* YOUR OBJECTIVE
Without the pictures, set down the records below word for word.

□ □ □ □ □ □ □

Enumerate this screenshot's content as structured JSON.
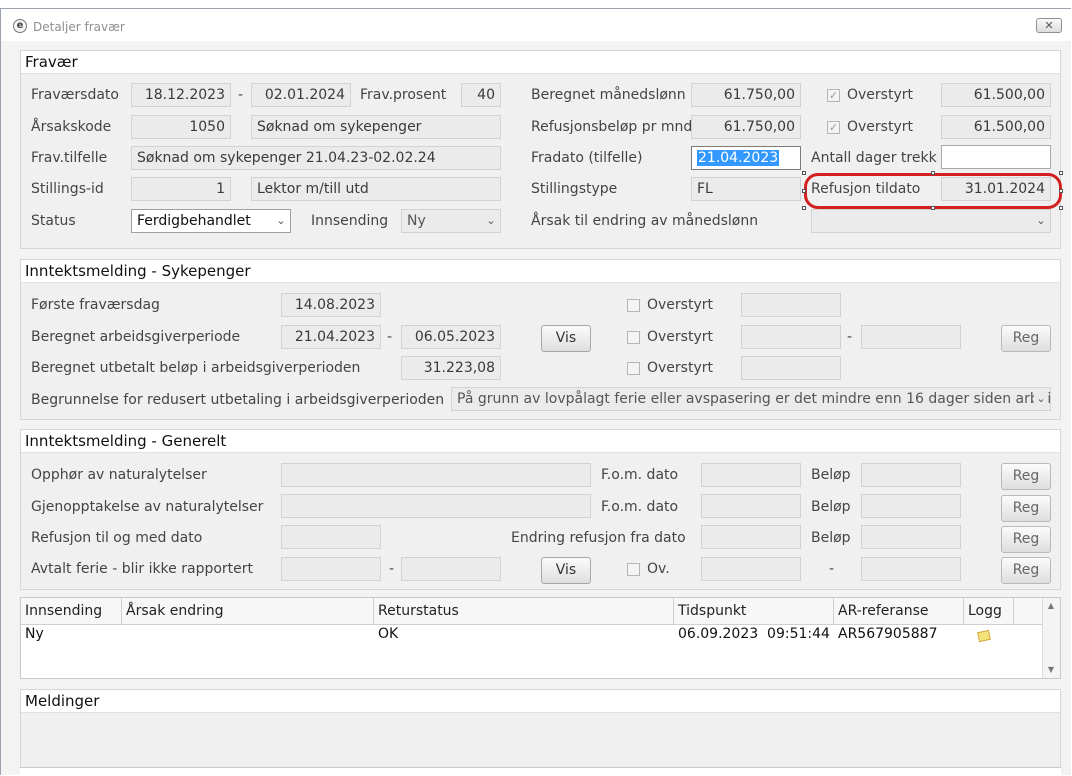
{
  "window": {
    "title": "Detaljer fravær",
    "close_label": "✕"
  },
  "fravaer": {
    "title": "Fravær",
    "fravaersdato_label": "Fraværsdato",
    "fravaersdato_fra": "18.12.2023",
    "fravaersdato_sep": "-",
    "fravaersdato_til": "02.01.2024",
    "frav_prosent_label": "Frav.prosent",
    "frav_prosent": "40",
    "arsakskode_label": "Årsakskode",
    "arsakskode": "1050",
    "arsakskode_tekst": "Søknad om sykepenger",
    "frav_tilfelle_label": "Frav.tilfelle",
    "frav_tilfelle": "Søknad om sykepenger 21.04.23-02.02.24",
    "stillings_id_label": "Stillings-id",
    "stillings_id": "1",
    "stillings_tekst": "Lektor m/till utd",
    "status_label": "Status",
    "status_value": "Ferdigbehandlet",
    "innsending_label": "Innsending",
    "innsending_value": "Ny",
    "beregnet_maanedslonn_label": "Beregnet månedslønn",
    "beregnet_maanedslonn": "61.750,00",
    "overstyrt_label_1": "Overstyrt",
    "overstyrt_value_1": "61.500,00",
    "refusjonsbelop_label": "Refusjonsbeløp pr mnd",
    "refusjonsbelop": "61.750,00",
    "overstyrt_label_2": "Overstyrt",
    "overstyrt_value_2": "61.500,00",
    "fradato_label": "Fradato (tilfelle)",
    "fradato": "21.04.2023",
    "antall_dager_trekk_label": "Antall dager trekk",
    "antall_dager_trekk": "",
    "stillingstype_label": "Stillingstype",
    "stillingstype": "FL",
    "refusjon_tildato_label": "Refusjon tildato",
    "refusjon_tildato": "31.01.2024",
    "arsak_endring_label": "Årsak til endring av månedslønn",
    "arsak_endring_value": ""
  },
  "sykepenger": {
    "title": "Inntektsmelding - Sykepenger",
    "forste_fravaersdag_label": "Første fraværsdag",
    "forste_fravaersdag": "14.08.2023",
    "beregnet_agp_label": "Beregnet arbeidsgiverperiode",
    "agp_fra": "21.04.2023",
    "agp_sep": "-",
    "agp_til": "06.05.2023",
    "vis_label": "Vis",
    "beregnet_utbetalt_label": "Beregnet utbetalt beløp i arbeidsgiverperioden",
    "beregnet_utbetalt": "31.223,08",
    "overstyrt_label_a": "Overstyrt",
    "overstyrt_label_b": "Overstyrt",
    "overstyrt_label_c": "Overstyrt",
    "overstyrt_sep": "-",
    "reg_label": "Reg",
    "begrunnelse_label": "Begrunnelse for redusert utbetaling i arbeidsgiverperioden",
    "begrunnelse_value": "På grunn av lovpålagt ferie eller avspasering er det mindre enn 16 dager siden arbeidet b"
  },
  "generelt": {
    "title": "Inntektsmelding - Generelt",
    "opphor_label": "Opphør av naturalytelser",
    "gjenopptakelse_label": "Gjenopptakelse av naturalytelser",
    "refusjon_til_label": "Refusjon til og med dato",
    "avtalt_ferie_label": "Avtalt ferie - blir ikke rapportert",
    "fom_dato_label_1": "F.o.m. dato",
    "fom_dato_label_2": "F.o.m. dato",
    "endring_refusjon_label": "Endring refusjon fra dato",
    "belop_label_1": "Beløp",
    "belop_label_2": "Beløp",
    "belop_label_3": "Beløp",
    "ov_label": "Ov.",
    "sep": "-",
    "sep2": "-",
    "vis_label": "Vis",
    "reg_label": "Reg"
  },
  "log_table": {
    "columns": [
      "Innsending",
      "Årsak endring",
      "Returstatus",
      "Tidspunkt",
      "AR-referanse",
      "Logg"
    ],
    "rows": [
      [
        "Ny",
        "",
        "OK",
        "06.09.2023  09:51:44",
        "AR567905887",
        ""
      ]
    ]
  },
  "meldinger": {
    "title": "Meldinger"
  },
  "icons": {
    "app": "app-logo-icon",
    "close": "close-icon",
    "dropdown": "chevron-down-icon",
    "checkbox_checked": "check-icon",
    "logg": "note-icon"
  }
}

□ □ □ □ □ □ □

* REPLY
Enumerate this screenshot's content as structured JSON.
{
  "window": {
    "title": "Detaljer fravær",
    "close_label": "✕"
  },
  "fravaer": {
    "title": "Fravær",
    "fravaersdato_label": "Fraværsdato",
    "fravaersdato_fra": "18.12.2023",
    "fravaersdato_sep": "-",
    "fravaersdato_til": "02.01.2024",
    "frav_prosent_label": "Frav.prosent",
    "frav_prosent": "40",
    "arsakskode_label": "Årsakskode",
    "arsakskode": "1050",
    "arsakskode_tekst": "Søknad om sykepenger",
    "frav_tilfelle_label": "Frav.tilfelle",
    "frav_tilfelle": "Søknad om sykepenger 21.04.23-02.02.24",
    "stillings_id_label": "Stillings-id",
    "stillings_id": "1",
    "stillings_tekst": "Lektor m/till utd",
    "status_label": "Status",
    "status_value": "Ferdigbehandlet",
    "innsending_label": "Innsending",
    "innsending_value": "Ny",
    "beregnet_maanedslonn_label": "Beregnet månedslønn",
    "beregnet_maanedslonn": "61.750,00",
    "overstyrt_label_1": "Overstyrt",
    "overstyrt_value_1": "61.500,00",
    "refusjonsbelop_label": "Refusjonsbeløp pr mnd",
    "refusjonsbelop": "61.750,00",
    "overstyrt_label_2": "Overstyrt",
    "overstyrt_value_2": "61.500,00",
    "fradato_label": "Fradato (tilfelle)",
    "fradato": "21.04.2023",
    "antall_dager_trekk_label": "Antall dager trekk",
    "antall_dager_trekk": "",
    "stillingstype_label": "Stillingstype",
    "stillingstype": "FL",
    "refusjon_tildato_label": "Refusjon tildato",
    "refusjon_tildato": "31.01.2024",
    "arsak_endring_label": "Årsak til endring av månedslønn",
    "arsak_endring_value": ""
  },
  "sykepenger": {
    "title": "Inntektsmelding - Sykepenger",
    "forste_fravaersdag_label": "Første fraværsdag",
    "forste_fravaersdag": "14.08.2023",
    "beregnet_agp_label": "Beregnet arbeidsgiverperiode",
    "agp_fra": "21.04.2023",
    "agp_sep": "-",
    "agp_til": "06.05.2023",
    "vis_label": "Vis",
    "beregnet_utbetalt_label": "Beregnet utbetalt beløp i arbeidsgiverperioden",
    "beregnet_utbetalt": "31.223,08",
    "overstyrt_label_a": "Overstyrt",
    "overstyrt_label_b": "Overstyrt",
    "overstyrt_label_c": "Overstyrt",
    "overstyrt_sep": "-",
    "reg_label": "Reg",
    "begrunnelse_label": "Begrunnelse for redusert utbetaling i arbeidsgiverperioden",
    "begrunnelse_value": "På grunn av lovpålagt ferie eller avspasering er det mindre enn 16 dager siden arbeidet b"
  },
  "generelt": {
    "title": "Inntektsmelding - Generelt",
    "opphor_label": "Opphør av naturalytelser",
    "gjenopptakelse_label": "Gjenopptakelse av naturalytelser",
    "refusjon_til_label": "Refusjon til og med dato",
    "avtalt_ferie_label": "Avtalt ferie - blir ikke rapportert",
    "fom_dato_label_1": "F.o.m. dato",
    "fom_dato_label_2": "F.o.m. dato",
    "endring_refusjon_label": "Endring refusjon fra dato",
    "belop_label_1": "Beløp",
    "belop_label_2": "Beløp",
    "belop_label_3": "Beløp",
    "ov_label": "Ov.",
    "sep": "-",
    "sep2": "-",
    "vis_label": "Vis",
    "reg_label": "Reg"
  },
  "log_table": {
    "columns": [
      "Innsending",
      "Årsak endring",
      "Returstatus",
      "Tidspunkt",
      "AR-referanse",
      "Logg"
    ],
    "rows": [
      [
        "Ny",
        "",
        "OK",
        "06.09.2023  09:51:44",
        "AR567905887",
        ""
      ]
    ]
  },
  "meldinger": {
    "title": "Meldinger"
  },
  "icons": {
    "app": "app-logo-icon",
    "close": "close-icon",
    "dropdown": "chevron-down-icon",
    "checkbox_checked": "check-icon",
    "logg": "note-icon"
  }
}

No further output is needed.